══ RECORDED INFORMATION ══

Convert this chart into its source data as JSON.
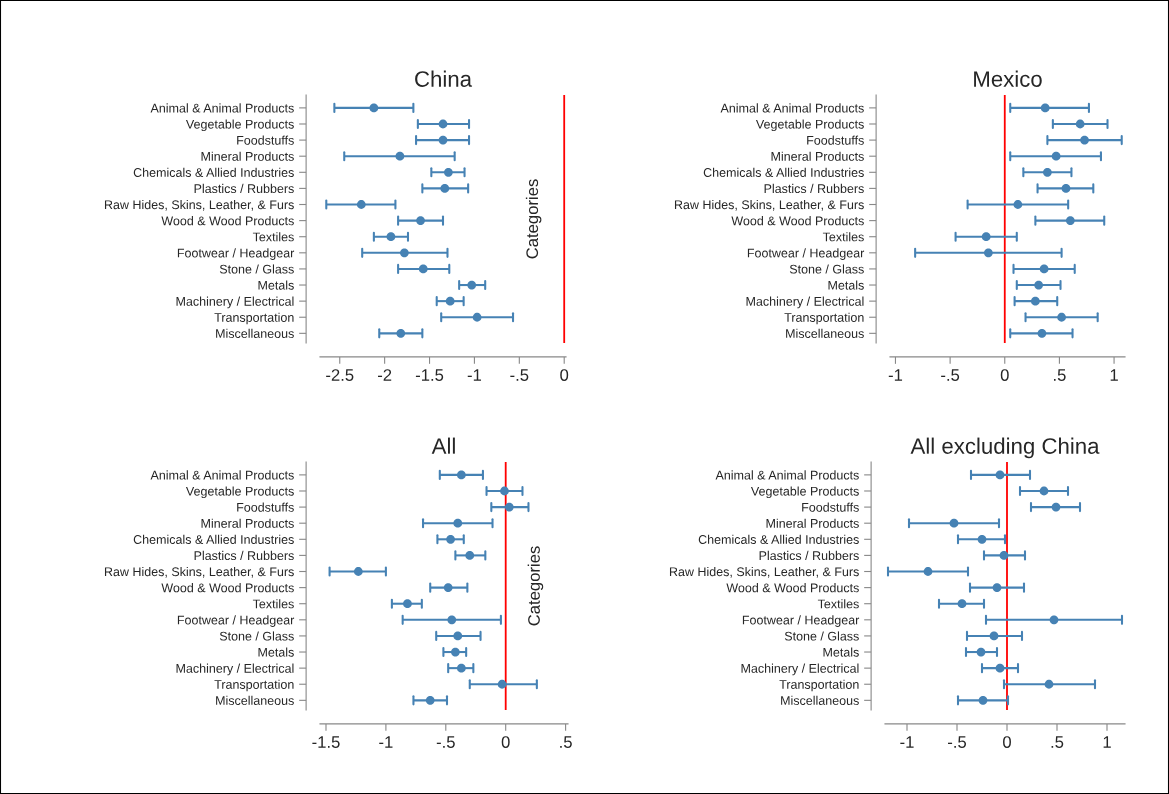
{
  "chart_data": [
    {
      "type": "scatter",
      "orientation": "horizontal",
      "title": "China",
      "ylabel": "Categories",
      "marker": "circle",
      "color": "#4682b4",
      "categories": [
        "Animal & Animal Products",
        "Vegetable Products",
        "Foodstuffs",
        "Mineral Products",
        "Chemicals & Allied Industries",
        "Plastics / Rubbers",
        "Raw Hides, Skins, Leather, & Furs",
        "Wood & Wood Products",
        "Textiles",
        "Footwear / Headgear",
        "Stone / Glass",
        "Metals",
        "Machinery / Electrical",
        "Transportation",
        "Miscellaneous"
      ],
      "values": [
        -2.12,
        -1.35,
        -1.35,
        -1.83,
        -1.29,
        -1.33,
        -2.26,
        -1.6,
        -1.93,
        -1.78,
        -1.57,
        -1.03,
        -1.27,
        -0.97,
        -1.82
      ],
      "errors": [
        [
          -2.56,
          -1.68
        ],
        [
          -1.63,
          -1.06
        ],
        [
          -1.65,
          -1.06
        ],
        [
          -2.45,
          -1.22
        ],
        [
          -1.48,
          -1.11
        ],
        [
          -1.58,
          -1.07
        ],
        [
          -2.65,
          -1.88
        ],
        [
          -1.85,
          -1.35
        ],
        [
          -2.12,
          -1.74
        ],
        [
          -2.25,
          -1.3
        ],
        [
          -1.85,
          -1.28
        ],
        [
          -1.17,
          -0.88
        ],
        [
          -1.42,
          -1.12
        ],
        [
          -1.37,
          -0.57
        ],
        [
          -2.06,
          -1.58
        ]
      ],
      "xlim": [
        -2.72,
        0.02
      ],
      "xticks": [
        {
          "value": -2.5,
          "label": "-2.5"
        },
        -2,
        {
          "value": -1.5,
          "label": "-1.5"
        },
        -1,
        {
          "value": -0.5,
          "label": "-.5"
        },
        0
      ],
      "ref_lines": [
        {
          "axis": "x",
          "value": 0,
          "color": "#ff0000"
        }
      ]
    },
    {
      "type": "scatter",
      "orientation": "horizontal",
      "title": "Mexico",
      "marker": "circle",
      "color": "#4682b4",
      "categories": [
        "Animal & Animal Products",
        "Vegetable Products",
        "Foodstuffs",
        "Mineral Products",
        "Chemicals & Allied Industries",
        "Plastics / Rubbers",
        "Raw Hides, Skins, Leather, & Furs",
        "Wood & Wood Products",
        "Textiles",
        "Footwear / Headgear",
        "Stone / Glass",
        "Metals",
        "Machinery / Electrical",
        "Transportation",
        "Miscellaneous"
      ],
      "values": [
        0.37,
        0.69,
        0.73,
        0.47,
        0.39,
        0.56,
        0.12,
        0.6,
        -0.17,
        -0.15,
        0.36,
        0.31,
        0.28,
        0.52,
        0.34
      ],
      "errors": [
        [
          0.05,
          0.77
        ],
        [
          0.44,
          0.94
        ],
        [
          0.39,
          1.07
        ],
        [
          0.05,
          0.88
        ],
        [
          0.17,
          0.61
        ],
        [
          0.3,
          0.81
        ],
        [
          -0.34,
          0.58
        ],
        [
          0.28,
          0.91
        ],
        [
          -0.45,
          0.11
        ],
        [
          -0.82,
          0.52
        ],
        [
          0.08,
          0.64
        ],
        [
          0.11,
          0.51
        ],
        [
          0.09,
          0.48
        ],
        [
          0.19,
          0.85
        ],
        [
          0.05,
          0.62
        ]
      ],
      "xlim": [
        -1.05,
        1.1
      ],
      "xticks": [
        -1,
        {
          "value": -0.5,
          "label": "-.5"
        },
        0,
        {
          "value": 0.5,
          "label": ".5"
        },
        1
      ],
      "ref_lines": [
        {
          "axis": "x",
          "value": 0,
          "color": "#ff0000"
        }
      ]
    },
    {
      "type": "scatter",
      "orientation": "horizontal",
      "title": "All",
      "ylabel": "Categories",
      "marker": "circle",
      "color": "#4682b4",
      "categories": [
        "Animal & Animal Products",
        "Vegetable Products",
        "Foodstuffs",
        "Mineral Products",
        "Chemicals & Allied Industries",
        "Plastics / Rubbers",
        "Raw Hides, Skins, Leather, & Furs",
        "Wood & Wood Products",
        "Textiles",
        "Footwear / Headgear",
        "Stone / Glass",
        "Metals",
        "Machinery / Electrical",
        "Transportation",
        "Miscellaneous"
      ],
      "values": [
        -0.37,
        -0.01,
        0.03,
        -0.4,
        -0.46,
        -0.3,
        -1.23,
        -0.48,
        -0.82,
        -0.45,
        -0.4,
        -0.42,
        -0.37,
        -0.03,
        -0.63
      ],
      "errors": [
        [
          -0.55,
          -0.19
        ],
        [
          -0.16,
          0.14
        ],
        [
          -0.12,
          0.19
        ],
        [
          -0.69,
          -0.11
        ],
        [
          -0.57,
          -0.35
        ],
        [
          -0.42,
          -0.17
        ],
        [
          -1.47,
          -1.0
        ],
        [
          -0.63,
          -0.32
        ],
        [
          -0.95,
          -0.7
        ],
        [
          -0.86,
          -0.04
        ],
        [
          -0.58,
          -0.21
        ],
        [
          -0.52,
          -0.33
        ],
        [
          -0.48,
          -0.27
        ],
        [
          -0.3,
          0.26
        ],
        [
          -0.77,
          -0.49
        ]
      ],
      "xlim": [
        -1.55,
        0.52
      ],
      "xticks": [
        {
          "value": -1.5,
          "label": "-1.5"
        },
        -1,
        {
          "value": -0.5,
          "label": "-.5"
        },
        0,
        {
          "value": 0.5,
          "label": ".5"
        }
      ],
      "ref_lines": [
        {
          "axis": "x",
          "value": 0,
          "color": "#ff0000"
        }
      ]
    },
    {
      "type": "scatter",
      "orientation": "horizontal",
      "title": "All excluding China",
      "marker": "circle",
      "color": "#4682b4",
      "categories": [
        "Animal & Animal Products",
        "Vegetable Products",
        "Foodstuffs",
        "Mineral Products",
        "Chemicals & Allied Industries",
        "Plastics / Rubbers",
        "Raw Hides, Skins, Leather, & Furs",
        "Wood & Wood Products",
        "Textiles",
        "Footwear / Headgear",
        "Stone / Glass",
        "Metals",
        "Machinery / Electrical",
        "Transportation",
        "Miscellaneous"
      ],
      "values": [
        -0.07,
        0.37,
        0.49,
        -0.53,
        -0.25,
        -0.03,
        -0.79,
        -0.1,
        -0.45,
        0.47,
        -0.13,
        -0.26,
        -0.07,
        0.42,
        -0.24
      ],
      "errors": [
        [
          -0.36,
          0.23
        ],
        [
          0.13,
          0.61
        ],
        [
          0.24,
          0.73
        ],
        [
          -0.98,
          -0.08
        ],
        [
          -0.49,
          -0.02
        ],
        [
          -0.23,
          0.18
        ],
        [
          -1.19,
          -0.39
        ],
        [
          -0.37,
          0.17
        ],
        [
          -0.68,
          -0.23
        ],
        [
          -0.21,
          1.15
        ],
        [
          -0.4,
          0.15
        ],
        [
          -0.41,
          -0.1
        ],
        [
          -0.25,
          0.11
        ],
        [
          -0.03,
          0.88
        ],
        [
          -0.49,
          0.01
        ]
      ],
      "xlim": [
        -1.22,
        1.18
      ],
      "xticks": [
        -1,
        {
          "value": -0.5,
          "label": "-.5"
        },
        0,
        {
          "value": 0.5,
          "label": ".5"
        },
        1
      ],
      "ref_lines": [
        {
          "axis": "x",
          "value": 0,
          "color": "#ff0000"
        }
      ]
    }
  ]
}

═══

**WHAT THIS TASK INVOLVES:** Set the listing down in full and exactly. Pictures within it should not appear in the copy.

**ANSWER IN FULL:**
Convert this chart into its source data as JSON.
{
  "chart_data": [
    {
      "type": "scatter",
      "orientation": "horizontal",
      "title": "China",
      "ylabel": "Categories",
      "marker": "circle",
      "color": "#4682b4",
      "categories": [
        "Animal & Animal Products",
        "Vegetable Products",
        "Foodstuffs",
        "Mineral Products",
        "Chemicals & Allied Industries",
        "Plastics / Rubbers",
        "Raw Hides, Skins, Leather, & Furs",
        "Wood & Wood Products",
        "Textiles",
        "Footwear / Headgear",
        "Stone / Glass",
        "Metals",
        "Machinery / Electrical",
        "Transportation",
        "Miscellaneous"
      ],
      "values": [
        -2.12,
        -1.35,
        -1.35,
        -1.83,
        -1.29,
        -1.33,
        -2.26,
        -1.6,
        -1.93,
        -1.78,
        -1.57,
        -1.03,
        -1.27,
        -0.97,
        -1.82
      ],
      "errors": [
        [
          -2.56,
          -1.68
        ],
        [
          -1.63,
          -1.06
        ],
        [
          -1.65,
          -1.06
        ],
        [
          -2.45,
          -1.22
        ],
        [
          -1.48,
          -1.11
        ],
        [
          -1.58,
          -1.07
        ],
        [
          -2.65,
          -1.88
        ],
        [
          -1.85,
          -1.35
        ],
        [
          -2.12,
          -1.74
        ],
        [
          -2.25,
          -1.3
        ],
        [
          -1.85,
          -1.28
        ],
        [
          -1.17,
          -0.88
        ],
        [
          -1.42,
          -1.12
        ],
        [
          -1.37,
          -0.57
        ],
        [
          -2.06,
          -1.58
        ]
      ],
      "xlim": [
        -2.72,
        0.02
      ],
      "xticks": [
        {
          "value": -2.5,
          "label": "-2.5"
        },
        -2,
        {
          "value": -1.5,
          "label": "-1.5"
        },
        -1,
        {
          "value": -0.5,
          "label": "-.5"
        },
        0
      ],
      "ref_lines": [
        {
          "axis": "x",
          "value": 0,
          "color": "#ff0000"
        }
      ]
    },
    {
      "type": "scatter",
      "orientation": "horizontal",
      "title": "Mexico",
      "marker": "circle",
      "color": "#4682b4",
      "categories": [
        "Animal & Animal Products",
        "Vegetable Products",
        "Foodstuffs",
        "Mineral Products",
        "Chemicals & Allied Industries",
        "Plastics / Rubbers",
        "Raw Hides, Skins, Leather, & Furs",
        "Wood & Wood Products",
        "Textiles",
        "Footwear / Headgear",
        "Stone / Glass",
        "Metals",
        "Machinery / Electrical",
        "Transportation",
        "Miscellaneous"
      ],
      "values": [
        0.37,
        0.69,
        0.73,
        0.47,
        0.39,
        0.56,
        0.12,
        0.6,
        -0.17,
        -0.15,
        0.36,
        0.31,
        0.28,
        0.52,
        0.34
      ],
      "errors": [
        [
          0.05,
          0.77
        ],
        [
          0.44,
          0.94
        ],
        [
          0.39,
          1.07
        ],
        [
          0.05,
          0.88
        ],
        [
          0.17,
          0.61
        ],
        [
          0.3,
          0.81
        ],
        [
          -0.34,
          0.58
        ],
        [
          0.28,
          0.91
        ],
        [
          -0.45,
          0.11
        ],
        [
          -0.82,
          0.52
        ],
        [
          0.08,
          0.64
        ],
        [
          0.11,
          0.51
        ],
        [
          0.09,
          0.48
        ],
        [
          0.19,
          0.85
        ],
        [
          0.05,
          0.62
        ]
      ],
      "xlim": [
        -1.05,
        1.1
      ],
      "xticks": [
        -1,
        {
          "value": -0.5,
          "label": "-.5"
        },
        0,
        {
          "value": 0.5,
          "label": ".5"
        },
        1
      ],
      "ref_lines": [
        {
          "axis": "x",
          "value": 0,
          "color": "#ff0000"
        }
      ]
    },
    {
      "type": "scatter",
      "orientation": "horizontal",
      "title": "All",
      "ylabel": "Categories",
      "marker": "circle",
      "color": "#4682b4",
      "categories": [
        "Animal & Animal Products",
        "Vegetable Products",
        "Foodstuffs",
        "Mineral Products",
        "Chemicals & Allied Industries",
        "Plastics / Rubbers",
        "Raw Hides, Skins, Leather, & Furs",
        "Wood & Wood Products",
        "Textiles",
        "Footwear / Headgear",
        "Stone / Glass",
        "Metals",
        "Machinery / Electrical",
        "Transportation",
        "Miscellaneous"
      ],
      "values": [
        -0.37,
        -0.01,
        0.03,
        -0.4,
        -0.46,
        -0.3,
        -1.23,
        -0.48,
        -0.82,
        -0.45,
        -0.4,
        -0.42,
        -0.37,
        -0.03,
        -0.63
      ],
      "errors": [
        [
          -0.55,
          -0.19
        ],
        [
          -0.16,
          0.14
        ],
        [
          -0.12,
          0.19
        ],
        [
          -0.69,
          -0.11
        ],
        [
          -0.57,
          -0.35
        ],
        [
          -0.42,
          -0.17
        ],
        [
          -1.47,
          -1.0
        ],
        [
          -0.63,
          -0.32
        ],
        [
          -0.95,
          -0.7
        ],
        [
          -0.86,
          -0.04
        ],
        [
          -0.58,
          -0.21
        ],
        [
          -0.52,
          -0.33
        ],
        [
          -0.48,
          -0.27
        ],
        [
          -0.3,
          0.26
        ],
        [
          -0.77,
          -0.49
        ]
      ],
      "xlim": [
        -1.55,
        0.52
      ],
      "xticks": [
        {
          "value": -1.5,
          "label": "-1.5"
        },
        -1,
        {
          "value": -0.5,
          "label": "-.5"
        },
        0,
        {
          "value": 0.5,
          "label": ".5"
        }
      ],
      "ref_lines": [
        {
          "axis": "x",
          "value": 0,
          "color": "#ff0000"
        }
      ]
    },
    {
      "type": "scatter",
      "orientation": "horizontal",
      "title": "All excluding China",
      "marker": "circle",
      "color": "#4682b4",
      "categories": [
        "Animal & Animal Products",
        "Vegetable Products",
        "Foodstuffs",
        "Mineral Products",
        "Chemicals & Allied Industries",
        "Plastics / Rubbers",
        "Raw Hides, Skins, Leather, & Furs",
        "Wood & Wood Products",
        "Textiles",
        "Footwear / Headgear",
        "Stone / Glass",
        "Metals",
        "Machinery / Electrical",
        "Transportation",
        "Miscellaneous"
      ],
      "values": [
        -0.07,
        0.37,
        0.49,
        -0.53,
        -0.25,
        -0.03,
        -0.79,
        -0.1,
        -0.45,
        0.47,
        -0.13,
        -0.26,
        -0.07,
        0.42,
        -0.24
      ],
      "errors": [
        [
          -0.36,
          0.23
        ],
        [
          0.13,
          0.61
        ],
        [
          0.24,
          0.73
        ],
        [
          -0.98,
          -0.08
        ],
        [
          -0.49,
          -0.02
        ],
        [
          -0.23,
          0.18
        ],
        [
          -1.19,
          -0.39
        ],
        [
          -0.37,
          0.17
        ],
        [
          -0.68,
          -0.23
        ],
        [
          -0.21,
          1.15
        ],
        [
          -0.4,
          0.15
        ],
        [
          -0.41,
          -0.1
        ],
        [
          -0.25,
          0.11
        ],
        [
          -0.03,
          0.88
        ],
        [
          -0.49,
          0.01
        ]
      ],
      "xlim": [
        -1.22,
        1.18
      ],
      "xticks": [
        -1,
        {
          "value": -0.5,
          "label": "-.5"
        },
        0,
        {
          "value": 0.5,
          "label": ".5"
        },
        1
      ],
      "ref_lines": [
        {
          "axis": "x",
          "value": 0,
          "color": "#ff0000"
        }
      ]
    }
  ]
}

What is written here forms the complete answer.